针对上述现象,中共在土改过程中对各基层党组织展开了整顿工作,其内容为“培养与提拔积极分子,洗刷异己份子,改造不纯干部”。结果一批被认为“不纯”和有“地主思想”的基层干部受到处罚,如1950年宝应县13个区撤换乡干27人,村干59人,洗刷“不纯份子”48人,受各类惩罚的党员有227人,仪征县朴席区洗刷撤换67人[41],江都县真武区洗刷乡一级干部25人,村组一级124人[42]。然而,由于各类基层政权组织发展迅速,而且工作头绪纷繁复杂,各级党委在清洗不合格干部的同时又面临人手紧张的难题,为此只能任命更多的新人填充空位,而这些匆忙上任的新干部无论从出身及思想上可能并不比被撤换者好到哪去,因此经过一段时间的考察,一些人又会被清理出党。由此形成的悖论是,虽然在某一场运动中这些乡村干部权力很大,甚至手操生杀大权,但从长远来看,他们却要冒相当大的政治风险,而最大的风险莫过于无法完成上级的期望,并因此印证上级对他们的不信任;与此同时,上级党委虽然对基层干部充满怀疑,却又不得不依靠他们执行各项政策,以维系对基层社会的全面控制,但由于被强烈的不信任感所驱使,上级党委总是反复派工作组对基层事务进行干预,导致一个政策要反复多次,最终还难以达成圆满,而在此过程中,基层干部往往成为政策失败的替罪羊。这种关系的有利之处可能是,一旦当某项政策出现问题导致严重后果时,上级党委可将过失归咎于基层执行者,以维护高层领导的正面形象,可另一方面也应看到,对农民而言,这些基层干部最直接地代表了党和政府的形象,因此,对他们的频繁替换实际给农民造成政策不稳定的印象,并不断刺激他们警觉的神经,使其对新政权更加缺乏信心,从而对国家与农民的关系造成负面影响。

数据摘录 »
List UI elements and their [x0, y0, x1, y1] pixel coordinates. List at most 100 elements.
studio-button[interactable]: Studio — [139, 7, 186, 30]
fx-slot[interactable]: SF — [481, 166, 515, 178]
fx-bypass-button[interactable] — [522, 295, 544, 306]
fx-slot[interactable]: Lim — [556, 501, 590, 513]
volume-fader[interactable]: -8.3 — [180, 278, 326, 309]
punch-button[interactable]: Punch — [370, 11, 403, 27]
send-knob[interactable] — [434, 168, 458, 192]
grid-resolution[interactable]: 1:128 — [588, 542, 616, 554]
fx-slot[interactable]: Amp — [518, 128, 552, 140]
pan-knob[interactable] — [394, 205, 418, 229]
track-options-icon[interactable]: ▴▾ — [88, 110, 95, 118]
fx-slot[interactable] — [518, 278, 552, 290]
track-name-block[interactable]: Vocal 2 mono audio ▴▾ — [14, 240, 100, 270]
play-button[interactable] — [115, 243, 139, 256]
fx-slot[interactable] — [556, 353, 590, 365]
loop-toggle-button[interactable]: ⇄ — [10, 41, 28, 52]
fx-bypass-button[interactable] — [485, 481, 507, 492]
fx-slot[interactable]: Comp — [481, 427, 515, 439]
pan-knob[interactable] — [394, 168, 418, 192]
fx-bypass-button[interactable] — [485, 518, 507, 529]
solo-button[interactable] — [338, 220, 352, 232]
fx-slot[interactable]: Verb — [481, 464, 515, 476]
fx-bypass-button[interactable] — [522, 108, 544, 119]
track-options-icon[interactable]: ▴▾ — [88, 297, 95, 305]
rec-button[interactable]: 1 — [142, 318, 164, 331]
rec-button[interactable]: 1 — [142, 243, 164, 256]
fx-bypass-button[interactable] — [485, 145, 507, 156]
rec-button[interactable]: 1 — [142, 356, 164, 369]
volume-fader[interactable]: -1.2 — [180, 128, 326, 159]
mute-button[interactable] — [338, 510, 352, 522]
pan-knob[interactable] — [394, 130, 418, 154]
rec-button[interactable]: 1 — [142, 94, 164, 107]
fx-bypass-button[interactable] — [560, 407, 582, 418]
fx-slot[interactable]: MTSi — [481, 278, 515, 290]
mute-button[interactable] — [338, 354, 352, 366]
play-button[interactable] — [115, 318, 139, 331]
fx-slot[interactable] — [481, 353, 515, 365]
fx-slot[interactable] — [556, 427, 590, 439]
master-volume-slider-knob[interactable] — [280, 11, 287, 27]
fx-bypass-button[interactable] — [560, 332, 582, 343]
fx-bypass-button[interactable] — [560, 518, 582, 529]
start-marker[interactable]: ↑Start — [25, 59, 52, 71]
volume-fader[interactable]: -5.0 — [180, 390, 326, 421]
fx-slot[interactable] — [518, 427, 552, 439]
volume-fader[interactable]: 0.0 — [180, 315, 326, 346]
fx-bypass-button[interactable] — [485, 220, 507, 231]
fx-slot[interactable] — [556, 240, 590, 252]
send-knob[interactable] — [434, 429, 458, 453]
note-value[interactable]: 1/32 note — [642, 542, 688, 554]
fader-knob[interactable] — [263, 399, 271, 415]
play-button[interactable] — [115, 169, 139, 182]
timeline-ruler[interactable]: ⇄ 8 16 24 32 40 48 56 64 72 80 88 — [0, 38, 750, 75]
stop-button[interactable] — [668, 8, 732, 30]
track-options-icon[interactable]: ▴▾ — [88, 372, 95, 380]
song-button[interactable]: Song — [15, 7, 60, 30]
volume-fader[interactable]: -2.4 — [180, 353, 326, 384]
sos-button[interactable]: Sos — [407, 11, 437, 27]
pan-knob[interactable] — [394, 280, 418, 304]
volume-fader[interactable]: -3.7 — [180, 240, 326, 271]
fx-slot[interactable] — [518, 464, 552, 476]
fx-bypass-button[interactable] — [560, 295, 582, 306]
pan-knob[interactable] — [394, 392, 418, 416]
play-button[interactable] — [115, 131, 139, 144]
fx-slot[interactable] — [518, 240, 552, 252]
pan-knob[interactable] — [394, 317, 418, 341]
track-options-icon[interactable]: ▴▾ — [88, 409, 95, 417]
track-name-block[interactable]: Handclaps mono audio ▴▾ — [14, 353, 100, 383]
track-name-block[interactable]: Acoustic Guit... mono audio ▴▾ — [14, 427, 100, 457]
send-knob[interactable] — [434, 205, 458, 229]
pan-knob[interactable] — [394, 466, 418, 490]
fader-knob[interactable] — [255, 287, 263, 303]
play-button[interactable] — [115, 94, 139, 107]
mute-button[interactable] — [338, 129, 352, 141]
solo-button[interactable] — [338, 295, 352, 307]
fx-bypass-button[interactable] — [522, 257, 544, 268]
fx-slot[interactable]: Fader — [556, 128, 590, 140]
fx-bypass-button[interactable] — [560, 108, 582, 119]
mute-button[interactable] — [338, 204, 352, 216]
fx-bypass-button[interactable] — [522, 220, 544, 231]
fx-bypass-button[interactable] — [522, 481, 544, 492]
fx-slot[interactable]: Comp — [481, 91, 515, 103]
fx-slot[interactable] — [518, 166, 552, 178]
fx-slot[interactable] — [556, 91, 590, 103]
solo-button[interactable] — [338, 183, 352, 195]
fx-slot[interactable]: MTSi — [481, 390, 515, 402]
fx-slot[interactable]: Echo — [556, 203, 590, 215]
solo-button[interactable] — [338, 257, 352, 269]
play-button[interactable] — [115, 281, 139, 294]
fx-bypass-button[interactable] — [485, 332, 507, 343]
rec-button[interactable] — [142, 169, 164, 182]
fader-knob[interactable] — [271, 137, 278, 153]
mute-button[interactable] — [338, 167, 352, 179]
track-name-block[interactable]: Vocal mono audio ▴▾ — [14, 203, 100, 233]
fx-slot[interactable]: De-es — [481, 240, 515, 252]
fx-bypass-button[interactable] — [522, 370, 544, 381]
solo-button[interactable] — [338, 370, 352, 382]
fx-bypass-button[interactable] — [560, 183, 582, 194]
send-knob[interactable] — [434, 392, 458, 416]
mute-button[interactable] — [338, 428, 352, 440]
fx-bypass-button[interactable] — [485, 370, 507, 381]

练习说明 »
请从土改整顿基层干部的那段文字中，把从“针对上述现象,中共在土改过程”一直到“家与农民的关系造成负面影响。”的全部内容原样抄写出来。

最终答案 »
针对上述现象,中共在土改过程中对各基层党组织展开了整顿工作,其内容为“培养与提拔积极分子,洗刷异己份子,改造不纯干部”。结果一批被认为“不纯”和有“地主思想”的基层干部受到处罚,如1950年宝应县13个区撤换乡干27人,村干59人,洗刷“不纯份子”48人,受各类惩罚的党员有227人,仪征县朴席区洗刷撤换67人[41],江都县真武区洗刷乡一级干部25人,村组一级124人[42]。然而,由于各类基层政权组织发展迅速,而且工作头绪纷繁复杂,各级党委在清洗不合格干部的同时又面临人手紧张的难题,为此只能任命更多的新人填充空位,而这些匆忙上任的新干部无论从出身及思想上可能并不比被撤换者好到哪去,因此经过一段时间的考察,一些人又会被清理出党。由此形成的悖论是,虽然在某一场运动中这些乡村干部权力很大,甚至手操生杀大权,但从长远来看,他们却要冒相当大的政治风险,而最大的风险莫过于无法完成上级的期望,并因此印证上级对他们的不信任;与此同时,上级党委虽然对基层干部充满怀疑,却又不得不依靠他们执行各项政策,以维系对基层社会的全面控制,但由于被强烈的不信任感所驱使,上级党委总是反复派工作组对基层事务进行干预,导致一个政策要反复多次,最终还难以达成圆满,而在此过程中,基层干部往往成为政策失败的替罪羊。这种关系的有利之处可能是,一旦当某项政策出现问题导致严重后果时,上级党委可将过失归咎于基层执行者,以维护高层领导的正面形象,可另一方面也应看到,对农民而言,这些基层干部最直接地代表了党和政府的形象,因此,对他们的频繁替换实际给农民造成政策不稳定的印象,并不断刺激他们警觉的神经,使其对新政权更加缺乏信心,从而对国家与农民的关系造成负面影响。